Task objective => Note every line in the entries that contains the string "cfos", and copy it.

Data extract =>
+++

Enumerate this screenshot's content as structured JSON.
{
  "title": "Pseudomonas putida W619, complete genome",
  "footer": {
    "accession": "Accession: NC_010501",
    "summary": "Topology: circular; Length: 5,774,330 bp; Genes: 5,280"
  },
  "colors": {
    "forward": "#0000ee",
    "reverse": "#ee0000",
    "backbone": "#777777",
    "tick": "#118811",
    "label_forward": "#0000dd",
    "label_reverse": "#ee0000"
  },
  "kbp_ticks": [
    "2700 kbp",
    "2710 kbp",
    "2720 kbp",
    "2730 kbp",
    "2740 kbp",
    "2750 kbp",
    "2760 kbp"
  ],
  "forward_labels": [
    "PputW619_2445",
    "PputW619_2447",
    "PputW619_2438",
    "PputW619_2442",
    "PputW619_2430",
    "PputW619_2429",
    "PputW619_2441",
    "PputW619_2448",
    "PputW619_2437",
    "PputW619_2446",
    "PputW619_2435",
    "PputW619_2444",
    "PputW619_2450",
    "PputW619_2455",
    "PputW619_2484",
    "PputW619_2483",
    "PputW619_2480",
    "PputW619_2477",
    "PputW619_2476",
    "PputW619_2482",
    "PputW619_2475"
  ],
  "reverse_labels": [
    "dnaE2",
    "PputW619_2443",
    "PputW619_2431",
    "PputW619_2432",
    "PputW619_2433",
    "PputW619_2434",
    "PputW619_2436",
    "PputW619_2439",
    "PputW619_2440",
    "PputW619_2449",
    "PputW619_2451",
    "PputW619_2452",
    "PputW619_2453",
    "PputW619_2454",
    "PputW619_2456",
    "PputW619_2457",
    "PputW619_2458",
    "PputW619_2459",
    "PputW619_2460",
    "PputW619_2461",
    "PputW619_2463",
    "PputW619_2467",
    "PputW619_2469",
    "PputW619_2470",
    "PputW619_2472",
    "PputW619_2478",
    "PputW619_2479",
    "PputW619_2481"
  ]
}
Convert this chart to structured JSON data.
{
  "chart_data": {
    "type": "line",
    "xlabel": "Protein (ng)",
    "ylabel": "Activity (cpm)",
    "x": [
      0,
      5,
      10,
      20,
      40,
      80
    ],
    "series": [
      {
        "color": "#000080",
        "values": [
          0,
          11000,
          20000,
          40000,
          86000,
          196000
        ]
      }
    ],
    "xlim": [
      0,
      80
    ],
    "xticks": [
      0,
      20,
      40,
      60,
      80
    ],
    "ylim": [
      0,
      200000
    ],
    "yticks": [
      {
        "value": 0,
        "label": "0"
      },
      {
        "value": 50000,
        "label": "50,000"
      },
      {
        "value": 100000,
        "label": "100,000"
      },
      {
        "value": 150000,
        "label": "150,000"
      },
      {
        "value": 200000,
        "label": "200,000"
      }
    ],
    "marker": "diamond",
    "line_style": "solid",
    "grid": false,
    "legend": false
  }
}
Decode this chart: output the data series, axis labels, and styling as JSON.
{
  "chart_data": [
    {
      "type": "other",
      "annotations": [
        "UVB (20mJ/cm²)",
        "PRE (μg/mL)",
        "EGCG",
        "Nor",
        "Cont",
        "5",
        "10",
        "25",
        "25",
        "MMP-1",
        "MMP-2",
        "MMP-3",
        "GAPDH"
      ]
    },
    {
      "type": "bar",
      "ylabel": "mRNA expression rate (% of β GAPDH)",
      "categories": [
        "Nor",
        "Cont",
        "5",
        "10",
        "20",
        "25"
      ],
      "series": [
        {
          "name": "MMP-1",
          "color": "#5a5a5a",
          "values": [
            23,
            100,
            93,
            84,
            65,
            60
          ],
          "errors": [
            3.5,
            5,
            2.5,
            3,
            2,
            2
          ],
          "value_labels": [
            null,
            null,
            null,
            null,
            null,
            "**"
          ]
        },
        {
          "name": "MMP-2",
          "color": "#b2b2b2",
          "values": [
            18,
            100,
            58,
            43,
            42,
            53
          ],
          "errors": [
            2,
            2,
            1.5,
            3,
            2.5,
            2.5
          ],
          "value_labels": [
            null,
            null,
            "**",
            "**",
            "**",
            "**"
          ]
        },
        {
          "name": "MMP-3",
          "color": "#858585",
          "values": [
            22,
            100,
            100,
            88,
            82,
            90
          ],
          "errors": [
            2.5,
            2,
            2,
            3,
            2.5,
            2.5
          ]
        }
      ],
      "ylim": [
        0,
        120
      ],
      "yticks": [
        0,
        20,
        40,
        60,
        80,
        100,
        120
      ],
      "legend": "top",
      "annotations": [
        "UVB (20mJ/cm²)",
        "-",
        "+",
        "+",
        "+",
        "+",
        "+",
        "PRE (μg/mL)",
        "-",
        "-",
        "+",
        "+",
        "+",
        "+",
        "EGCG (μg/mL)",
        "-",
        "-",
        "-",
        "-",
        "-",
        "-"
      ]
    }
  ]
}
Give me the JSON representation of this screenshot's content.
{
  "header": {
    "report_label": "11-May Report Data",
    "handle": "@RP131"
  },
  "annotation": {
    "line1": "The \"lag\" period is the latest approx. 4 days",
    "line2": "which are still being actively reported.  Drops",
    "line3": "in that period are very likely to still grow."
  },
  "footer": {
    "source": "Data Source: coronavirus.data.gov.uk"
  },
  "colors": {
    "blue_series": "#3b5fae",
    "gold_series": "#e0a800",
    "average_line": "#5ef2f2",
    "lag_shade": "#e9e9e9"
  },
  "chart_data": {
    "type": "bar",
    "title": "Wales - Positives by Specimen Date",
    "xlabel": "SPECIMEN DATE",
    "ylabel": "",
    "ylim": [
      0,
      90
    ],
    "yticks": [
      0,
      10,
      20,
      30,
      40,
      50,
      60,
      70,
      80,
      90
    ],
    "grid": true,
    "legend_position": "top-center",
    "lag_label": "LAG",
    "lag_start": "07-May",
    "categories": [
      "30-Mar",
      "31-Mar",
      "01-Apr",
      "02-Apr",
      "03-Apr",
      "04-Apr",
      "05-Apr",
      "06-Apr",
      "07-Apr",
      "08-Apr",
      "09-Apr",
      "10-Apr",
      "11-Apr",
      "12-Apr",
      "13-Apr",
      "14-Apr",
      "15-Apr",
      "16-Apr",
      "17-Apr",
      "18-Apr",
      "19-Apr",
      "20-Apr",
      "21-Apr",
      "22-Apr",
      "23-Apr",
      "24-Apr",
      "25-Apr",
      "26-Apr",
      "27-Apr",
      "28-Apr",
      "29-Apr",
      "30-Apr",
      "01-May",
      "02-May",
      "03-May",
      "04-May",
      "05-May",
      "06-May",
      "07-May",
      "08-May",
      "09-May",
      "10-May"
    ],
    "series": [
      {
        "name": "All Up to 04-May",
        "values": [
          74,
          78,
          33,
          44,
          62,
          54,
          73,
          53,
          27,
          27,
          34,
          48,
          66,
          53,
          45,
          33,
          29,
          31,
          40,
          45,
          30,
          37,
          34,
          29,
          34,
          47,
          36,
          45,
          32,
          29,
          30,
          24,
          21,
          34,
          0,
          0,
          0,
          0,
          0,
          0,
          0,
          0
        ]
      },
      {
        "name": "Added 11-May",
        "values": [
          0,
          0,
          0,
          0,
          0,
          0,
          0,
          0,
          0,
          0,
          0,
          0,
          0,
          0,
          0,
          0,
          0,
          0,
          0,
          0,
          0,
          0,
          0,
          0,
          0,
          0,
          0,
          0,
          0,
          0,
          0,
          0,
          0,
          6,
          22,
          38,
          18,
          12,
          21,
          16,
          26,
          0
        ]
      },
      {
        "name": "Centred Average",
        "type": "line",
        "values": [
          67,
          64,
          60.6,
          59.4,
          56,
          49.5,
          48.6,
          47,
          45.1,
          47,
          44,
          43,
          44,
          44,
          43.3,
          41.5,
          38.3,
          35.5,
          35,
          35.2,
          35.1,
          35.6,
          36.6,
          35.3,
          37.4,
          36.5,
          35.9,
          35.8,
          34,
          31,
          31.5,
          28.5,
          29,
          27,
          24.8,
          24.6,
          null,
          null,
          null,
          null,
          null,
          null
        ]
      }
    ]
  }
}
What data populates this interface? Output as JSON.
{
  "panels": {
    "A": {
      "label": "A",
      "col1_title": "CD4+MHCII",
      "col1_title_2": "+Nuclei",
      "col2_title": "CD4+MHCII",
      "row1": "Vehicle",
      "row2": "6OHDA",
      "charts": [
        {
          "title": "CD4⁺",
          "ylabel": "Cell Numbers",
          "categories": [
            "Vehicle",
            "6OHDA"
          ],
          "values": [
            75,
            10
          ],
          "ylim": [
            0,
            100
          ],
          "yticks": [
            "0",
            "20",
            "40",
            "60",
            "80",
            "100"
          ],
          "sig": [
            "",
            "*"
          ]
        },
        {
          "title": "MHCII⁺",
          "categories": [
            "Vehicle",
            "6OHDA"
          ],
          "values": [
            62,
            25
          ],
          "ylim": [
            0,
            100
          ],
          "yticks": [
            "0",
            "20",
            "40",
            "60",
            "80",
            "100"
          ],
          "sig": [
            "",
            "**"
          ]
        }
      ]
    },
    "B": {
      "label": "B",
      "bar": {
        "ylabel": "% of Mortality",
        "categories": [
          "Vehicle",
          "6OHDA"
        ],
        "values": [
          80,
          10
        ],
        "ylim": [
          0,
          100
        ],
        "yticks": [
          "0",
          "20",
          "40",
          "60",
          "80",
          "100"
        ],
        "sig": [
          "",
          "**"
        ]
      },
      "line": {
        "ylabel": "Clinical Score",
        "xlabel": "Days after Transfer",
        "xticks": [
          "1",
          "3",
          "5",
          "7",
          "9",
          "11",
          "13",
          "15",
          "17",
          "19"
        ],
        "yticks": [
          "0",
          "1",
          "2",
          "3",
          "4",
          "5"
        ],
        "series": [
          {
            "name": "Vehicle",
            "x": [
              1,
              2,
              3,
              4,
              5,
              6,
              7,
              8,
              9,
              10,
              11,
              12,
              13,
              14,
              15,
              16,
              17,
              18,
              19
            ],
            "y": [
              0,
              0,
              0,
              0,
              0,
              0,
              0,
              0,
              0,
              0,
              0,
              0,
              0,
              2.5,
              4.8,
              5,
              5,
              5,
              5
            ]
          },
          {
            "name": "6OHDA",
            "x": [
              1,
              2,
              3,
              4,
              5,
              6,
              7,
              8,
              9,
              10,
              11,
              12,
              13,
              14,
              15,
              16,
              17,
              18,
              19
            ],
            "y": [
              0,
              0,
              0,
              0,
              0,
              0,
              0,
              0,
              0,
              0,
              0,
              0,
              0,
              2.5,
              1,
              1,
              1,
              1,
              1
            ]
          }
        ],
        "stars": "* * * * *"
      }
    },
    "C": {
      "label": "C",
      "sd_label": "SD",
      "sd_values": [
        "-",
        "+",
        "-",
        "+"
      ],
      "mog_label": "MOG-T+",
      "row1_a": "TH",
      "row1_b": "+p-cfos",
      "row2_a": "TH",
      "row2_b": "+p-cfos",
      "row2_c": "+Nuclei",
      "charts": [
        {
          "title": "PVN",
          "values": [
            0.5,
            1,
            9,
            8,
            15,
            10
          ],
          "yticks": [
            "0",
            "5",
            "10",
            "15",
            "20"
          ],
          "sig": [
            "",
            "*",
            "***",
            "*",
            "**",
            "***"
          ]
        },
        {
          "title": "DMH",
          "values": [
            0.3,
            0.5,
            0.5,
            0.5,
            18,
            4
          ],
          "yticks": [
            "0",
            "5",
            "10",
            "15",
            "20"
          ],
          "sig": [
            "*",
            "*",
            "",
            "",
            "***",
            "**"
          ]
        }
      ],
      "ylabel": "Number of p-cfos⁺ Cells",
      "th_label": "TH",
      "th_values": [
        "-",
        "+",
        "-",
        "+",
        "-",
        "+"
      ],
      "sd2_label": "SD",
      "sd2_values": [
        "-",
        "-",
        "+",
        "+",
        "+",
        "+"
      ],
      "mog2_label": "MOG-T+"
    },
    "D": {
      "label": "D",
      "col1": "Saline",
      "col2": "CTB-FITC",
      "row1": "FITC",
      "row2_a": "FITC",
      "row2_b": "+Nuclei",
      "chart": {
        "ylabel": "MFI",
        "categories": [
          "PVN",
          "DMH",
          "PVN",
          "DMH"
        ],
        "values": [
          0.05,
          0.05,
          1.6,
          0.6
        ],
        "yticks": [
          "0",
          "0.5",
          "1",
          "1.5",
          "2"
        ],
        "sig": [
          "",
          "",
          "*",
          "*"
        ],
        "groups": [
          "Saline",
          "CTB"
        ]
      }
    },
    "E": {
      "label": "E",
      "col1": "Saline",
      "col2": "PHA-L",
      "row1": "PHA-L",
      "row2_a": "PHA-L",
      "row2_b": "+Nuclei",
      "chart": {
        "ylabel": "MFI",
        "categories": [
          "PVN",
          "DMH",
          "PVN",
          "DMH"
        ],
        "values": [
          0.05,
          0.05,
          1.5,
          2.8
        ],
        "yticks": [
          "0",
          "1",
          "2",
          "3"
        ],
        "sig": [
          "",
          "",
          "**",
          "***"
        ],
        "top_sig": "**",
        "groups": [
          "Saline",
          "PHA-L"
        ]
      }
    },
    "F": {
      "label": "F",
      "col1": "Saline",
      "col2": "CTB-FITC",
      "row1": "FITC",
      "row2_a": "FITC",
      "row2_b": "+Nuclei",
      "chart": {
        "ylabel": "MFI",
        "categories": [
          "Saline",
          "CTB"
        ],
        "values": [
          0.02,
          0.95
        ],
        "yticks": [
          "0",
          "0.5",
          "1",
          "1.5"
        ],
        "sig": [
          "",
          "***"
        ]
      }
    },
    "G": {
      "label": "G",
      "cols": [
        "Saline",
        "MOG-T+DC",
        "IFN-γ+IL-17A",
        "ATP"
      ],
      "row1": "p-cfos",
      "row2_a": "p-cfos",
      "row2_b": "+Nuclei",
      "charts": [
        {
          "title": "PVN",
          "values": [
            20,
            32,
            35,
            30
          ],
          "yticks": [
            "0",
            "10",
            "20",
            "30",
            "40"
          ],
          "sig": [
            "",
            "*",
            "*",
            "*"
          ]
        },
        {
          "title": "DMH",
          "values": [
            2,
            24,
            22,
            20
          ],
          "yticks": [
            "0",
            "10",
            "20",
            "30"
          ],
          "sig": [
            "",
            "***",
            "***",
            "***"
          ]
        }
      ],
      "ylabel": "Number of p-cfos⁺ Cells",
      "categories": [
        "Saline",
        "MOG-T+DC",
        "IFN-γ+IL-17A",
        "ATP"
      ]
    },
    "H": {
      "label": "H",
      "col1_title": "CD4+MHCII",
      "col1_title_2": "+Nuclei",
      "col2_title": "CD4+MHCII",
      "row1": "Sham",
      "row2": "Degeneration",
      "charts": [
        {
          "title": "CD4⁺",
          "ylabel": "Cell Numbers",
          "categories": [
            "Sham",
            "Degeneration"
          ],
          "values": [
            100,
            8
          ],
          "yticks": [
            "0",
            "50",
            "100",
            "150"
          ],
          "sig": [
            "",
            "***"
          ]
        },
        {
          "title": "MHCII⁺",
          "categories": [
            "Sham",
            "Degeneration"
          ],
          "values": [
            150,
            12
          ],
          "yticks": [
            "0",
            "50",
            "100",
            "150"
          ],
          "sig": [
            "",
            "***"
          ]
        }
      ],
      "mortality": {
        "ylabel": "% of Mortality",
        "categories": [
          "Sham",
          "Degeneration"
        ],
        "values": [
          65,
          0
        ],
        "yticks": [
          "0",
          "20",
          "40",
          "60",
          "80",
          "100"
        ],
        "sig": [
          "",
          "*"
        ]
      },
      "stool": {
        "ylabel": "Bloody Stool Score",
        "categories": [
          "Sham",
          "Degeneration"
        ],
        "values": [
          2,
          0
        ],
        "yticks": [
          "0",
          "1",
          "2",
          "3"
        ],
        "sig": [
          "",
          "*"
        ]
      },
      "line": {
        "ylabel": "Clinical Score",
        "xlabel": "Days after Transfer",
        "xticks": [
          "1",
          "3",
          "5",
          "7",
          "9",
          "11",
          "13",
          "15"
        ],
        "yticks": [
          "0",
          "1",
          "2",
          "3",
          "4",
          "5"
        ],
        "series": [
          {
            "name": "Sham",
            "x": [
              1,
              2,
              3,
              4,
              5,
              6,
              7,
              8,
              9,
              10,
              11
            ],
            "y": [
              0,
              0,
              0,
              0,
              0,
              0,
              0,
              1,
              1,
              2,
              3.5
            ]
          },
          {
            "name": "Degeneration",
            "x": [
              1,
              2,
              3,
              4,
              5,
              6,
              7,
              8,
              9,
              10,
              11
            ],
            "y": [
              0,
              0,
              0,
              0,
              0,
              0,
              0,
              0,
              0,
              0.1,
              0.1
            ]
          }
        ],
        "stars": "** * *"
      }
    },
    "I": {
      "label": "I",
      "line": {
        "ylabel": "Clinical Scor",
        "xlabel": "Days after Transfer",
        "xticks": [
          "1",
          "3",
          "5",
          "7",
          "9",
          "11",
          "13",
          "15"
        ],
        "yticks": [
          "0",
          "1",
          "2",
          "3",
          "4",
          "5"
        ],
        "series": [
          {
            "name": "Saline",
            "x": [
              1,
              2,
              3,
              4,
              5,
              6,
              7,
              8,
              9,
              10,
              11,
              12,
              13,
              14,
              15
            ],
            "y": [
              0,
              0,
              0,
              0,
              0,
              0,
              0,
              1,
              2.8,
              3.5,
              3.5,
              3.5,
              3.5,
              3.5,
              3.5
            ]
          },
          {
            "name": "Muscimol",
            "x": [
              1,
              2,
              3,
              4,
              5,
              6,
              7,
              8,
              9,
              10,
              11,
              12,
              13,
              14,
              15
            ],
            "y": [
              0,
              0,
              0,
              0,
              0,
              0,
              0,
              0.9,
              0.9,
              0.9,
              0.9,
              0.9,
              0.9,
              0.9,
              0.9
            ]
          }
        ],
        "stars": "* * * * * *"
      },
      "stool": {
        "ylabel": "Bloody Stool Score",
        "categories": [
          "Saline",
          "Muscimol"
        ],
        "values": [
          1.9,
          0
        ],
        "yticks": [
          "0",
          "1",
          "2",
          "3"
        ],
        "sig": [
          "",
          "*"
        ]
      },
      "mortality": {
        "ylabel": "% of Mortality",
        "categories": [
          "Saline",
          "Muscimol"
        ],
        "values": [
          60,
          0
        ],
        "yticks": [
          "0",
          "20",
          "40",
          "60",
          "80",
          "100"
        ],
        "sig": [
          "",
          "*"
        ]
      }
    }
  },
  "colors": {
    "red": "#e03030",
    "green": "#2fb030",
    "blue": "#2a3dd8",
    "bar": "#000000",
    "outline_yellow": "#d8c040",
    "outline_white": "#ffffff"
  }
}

+++

Task output =>
      "row1_b": "+p-cfos",
      "row2_b": "+p-cfos",
      "ylabel": "Number of p-cfos⁺ Cells",
      "row1": "p-cfos",
      "row2_a": "p-cfos",
      "ylabel": "Number of p-cfos⁺ Cells",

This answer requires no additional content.